■ To be done ■
Print verbatim the lines of the entries from the one containing "Transcribe this image's" to the last, inclusive, and no others.

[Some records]
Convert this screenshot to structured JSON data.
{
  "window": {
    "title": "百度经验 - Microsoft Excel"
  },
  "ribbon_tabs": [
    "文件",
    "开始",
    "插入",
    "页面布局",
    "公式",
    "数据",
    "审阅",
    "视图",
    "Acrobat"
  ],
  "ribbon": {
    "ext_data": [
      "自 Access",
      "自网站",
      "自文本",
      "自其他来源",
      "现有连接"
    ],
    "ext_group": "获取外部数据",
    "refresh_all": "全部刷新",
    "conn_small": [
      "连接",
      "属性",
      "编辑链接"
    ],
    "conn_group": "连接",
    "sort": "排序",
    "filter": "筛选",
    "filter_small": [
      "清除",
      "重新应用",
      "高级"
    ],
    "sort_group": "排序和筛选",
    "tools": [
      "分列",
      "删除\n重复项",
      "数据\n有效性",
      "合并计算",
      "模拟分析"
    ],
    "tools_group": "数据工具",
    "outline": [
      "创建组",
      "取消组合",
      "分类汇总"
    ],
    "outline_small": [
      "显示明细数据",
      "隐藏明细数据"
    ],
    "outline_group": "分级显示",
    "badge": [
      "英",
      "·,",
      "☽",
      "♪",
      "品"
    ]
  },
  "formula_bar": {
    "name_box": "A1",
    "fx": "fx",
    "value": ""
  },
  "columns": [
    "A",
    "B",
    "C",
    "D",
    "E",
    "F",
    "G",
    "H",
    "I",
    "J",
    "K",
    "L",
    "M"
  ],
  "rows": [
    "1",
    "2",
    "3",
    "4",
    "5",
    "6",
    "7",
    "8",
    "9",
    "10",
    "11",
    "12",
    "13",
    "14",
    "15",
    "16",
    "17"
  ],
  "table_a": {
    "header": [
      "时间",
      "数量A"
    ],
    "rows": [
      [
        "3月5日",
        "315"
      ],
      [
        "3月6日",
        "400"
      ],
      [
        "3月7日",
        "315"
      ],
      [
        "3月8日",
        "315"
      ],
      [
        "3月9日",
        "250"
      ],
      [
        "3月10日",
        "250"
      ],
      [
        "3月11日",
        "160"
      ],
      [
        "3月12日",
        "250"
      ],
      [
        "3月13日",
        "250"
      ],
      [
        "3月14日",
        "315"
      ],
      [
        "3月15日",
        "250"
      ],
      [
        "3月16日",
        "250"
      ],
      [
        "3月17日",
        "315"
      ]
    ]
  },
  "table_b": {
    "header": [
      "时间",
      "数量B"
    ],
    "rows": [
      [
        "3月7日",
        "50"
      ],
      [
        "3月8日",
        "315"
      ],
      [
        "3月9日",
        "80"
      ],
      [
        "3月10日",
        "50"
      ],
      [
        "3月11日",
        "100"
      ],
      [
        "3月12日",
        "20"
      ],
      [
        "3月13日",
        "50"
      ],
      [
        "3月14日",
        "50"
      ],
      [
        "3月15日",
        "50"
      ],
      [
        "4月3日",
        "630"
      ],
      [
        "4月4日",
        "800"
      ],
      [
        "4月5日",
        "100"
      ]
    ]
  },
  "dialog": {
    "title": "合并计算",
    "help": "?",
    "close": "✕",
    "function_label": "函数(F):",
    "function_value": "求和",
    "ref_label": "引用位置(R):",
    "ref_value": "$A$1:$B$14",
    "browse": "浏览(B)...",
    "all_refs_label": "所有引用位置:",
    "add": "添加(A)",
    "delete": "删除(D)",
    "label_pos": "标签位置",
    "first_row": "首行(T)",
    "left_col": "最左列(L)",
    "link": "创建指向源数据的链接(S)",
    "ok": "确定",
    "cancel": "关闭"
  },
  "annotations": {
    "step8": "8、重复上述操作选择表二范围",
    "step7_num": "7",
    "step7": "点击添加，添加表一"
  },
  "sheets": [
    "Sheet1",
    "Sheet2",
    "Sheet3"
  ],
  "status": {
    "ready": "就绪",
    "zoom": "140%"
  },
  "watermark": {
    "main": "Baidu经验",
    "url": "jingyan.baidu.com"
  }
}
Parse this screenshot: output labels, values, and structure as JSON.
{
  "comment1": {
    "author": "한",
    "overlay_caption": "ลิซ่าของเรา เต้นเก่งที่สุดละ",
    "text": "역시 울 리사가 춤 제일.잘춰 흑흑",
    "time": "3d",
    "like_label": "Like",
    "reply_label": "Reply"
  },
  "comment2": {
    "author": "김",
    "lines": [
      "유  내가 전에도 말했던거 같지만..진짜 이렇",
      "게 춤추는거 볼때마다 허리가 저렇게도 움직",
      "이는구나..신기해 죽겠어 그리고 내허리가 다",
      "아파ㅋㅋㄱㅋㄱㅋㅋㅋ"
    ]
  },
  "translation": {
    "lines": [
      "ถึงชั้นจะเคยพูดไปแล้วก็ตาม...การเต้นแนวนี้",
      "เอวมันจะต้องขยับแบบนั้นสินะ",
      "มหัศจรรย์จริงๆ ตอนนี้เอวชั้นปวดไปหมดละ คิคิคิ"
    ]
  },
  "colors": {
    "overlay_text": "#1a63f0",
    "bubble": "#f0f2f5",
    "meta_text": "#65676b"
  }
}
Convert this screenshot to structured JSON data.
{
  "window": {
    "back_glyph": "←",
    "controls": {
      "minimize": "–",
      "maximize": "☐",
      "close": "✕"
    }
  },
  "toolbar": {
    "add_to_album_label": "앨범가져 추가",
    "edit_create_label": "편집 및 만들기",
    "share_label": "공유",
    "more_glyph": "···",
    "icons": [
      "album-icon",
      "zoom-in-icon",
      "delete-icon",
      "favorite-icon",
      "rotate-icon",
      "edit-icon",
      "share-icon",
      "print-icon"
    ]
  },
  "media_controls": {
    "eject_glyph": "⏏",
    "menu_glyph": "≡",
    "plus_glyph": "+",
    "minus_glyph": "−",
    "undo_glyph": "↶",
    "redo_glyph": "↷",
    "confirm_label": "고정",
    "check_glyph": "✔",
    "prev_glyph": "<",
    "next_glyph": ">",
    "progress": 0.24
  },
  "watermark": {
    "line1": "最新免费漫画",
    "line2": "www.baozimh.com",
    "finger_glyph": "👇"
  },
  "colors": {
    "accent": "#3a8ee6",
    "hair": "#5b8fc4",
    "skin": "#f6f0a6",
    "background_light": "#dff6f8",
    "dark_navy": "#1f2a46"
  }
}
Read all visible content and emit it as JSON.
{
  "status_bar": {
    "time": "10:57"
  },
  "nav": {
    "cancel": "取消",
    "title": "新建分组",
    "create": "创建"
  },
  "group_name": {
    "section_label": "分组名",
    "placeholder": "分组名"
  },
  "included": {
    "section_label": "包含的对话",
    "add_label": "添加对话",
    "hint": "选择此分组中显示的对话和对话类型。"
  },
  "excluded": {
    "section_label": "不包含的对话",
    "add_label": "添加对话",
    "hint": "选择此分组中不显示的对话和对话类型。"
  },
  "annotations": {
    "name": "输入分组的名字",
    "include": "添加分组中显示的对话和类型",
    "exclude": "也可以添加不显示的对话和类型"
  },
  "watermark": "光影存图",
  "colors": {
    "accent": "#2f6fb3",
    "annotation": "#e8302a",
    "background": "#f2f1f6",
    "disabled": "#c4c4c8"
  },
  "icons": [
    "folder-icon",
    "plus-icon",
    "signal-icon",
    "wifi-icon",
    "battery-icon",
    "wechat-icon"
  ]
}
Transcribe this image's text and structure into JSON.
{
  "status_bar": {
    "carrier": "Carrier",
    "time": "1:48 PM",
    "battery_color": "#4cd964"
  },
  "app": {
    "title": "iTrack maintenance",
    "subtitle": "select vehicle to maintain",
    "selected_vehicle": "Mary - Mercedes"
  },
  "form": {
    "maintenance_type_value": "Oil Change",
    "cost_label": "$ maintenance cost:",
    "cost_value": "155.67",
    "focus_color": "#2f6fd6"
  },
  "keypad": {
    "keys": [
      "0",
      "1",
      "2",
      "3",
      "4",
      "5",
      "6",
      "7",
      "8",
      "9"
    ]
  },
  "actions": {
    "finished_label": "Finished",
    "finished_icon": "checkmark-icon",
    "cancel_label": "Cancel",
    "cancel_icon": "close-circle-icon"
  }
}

■ Output for this task ■
Transcribe this image's text and structure into JSON.
{
  "status_bar": {
    "carrier": "Carrier",
    "time": "1:48 PM",
    "battery_color": "#4cd964"
  },
  "app": {
    "title": "iTrack maintenance",
    "subtitle": "select vehicle to maintain",
    "selected_vehicle": "Mary - Mercedes"
  },
  "form": {
    "maintenance_type_value": "Oil Change",
    "cost_label": "$ maintenance cost:",
    "cost_value": "155.67",
    "focus_color": "#2f6fd6"
  },
  "keypad": {
    "keys": [
      "0",
      "1",
      "2",
      "3",
      "4",
      "5",
      "6",
      "7",
      "8",
      "9"
    ]
  },
  "actions": {
    "finished_label": "Finished",
    "finished_icon": "checkmark-icon",
    "cancel_label": "Cancel",
    "cancel_icon": "close-circle-icon"
  }
}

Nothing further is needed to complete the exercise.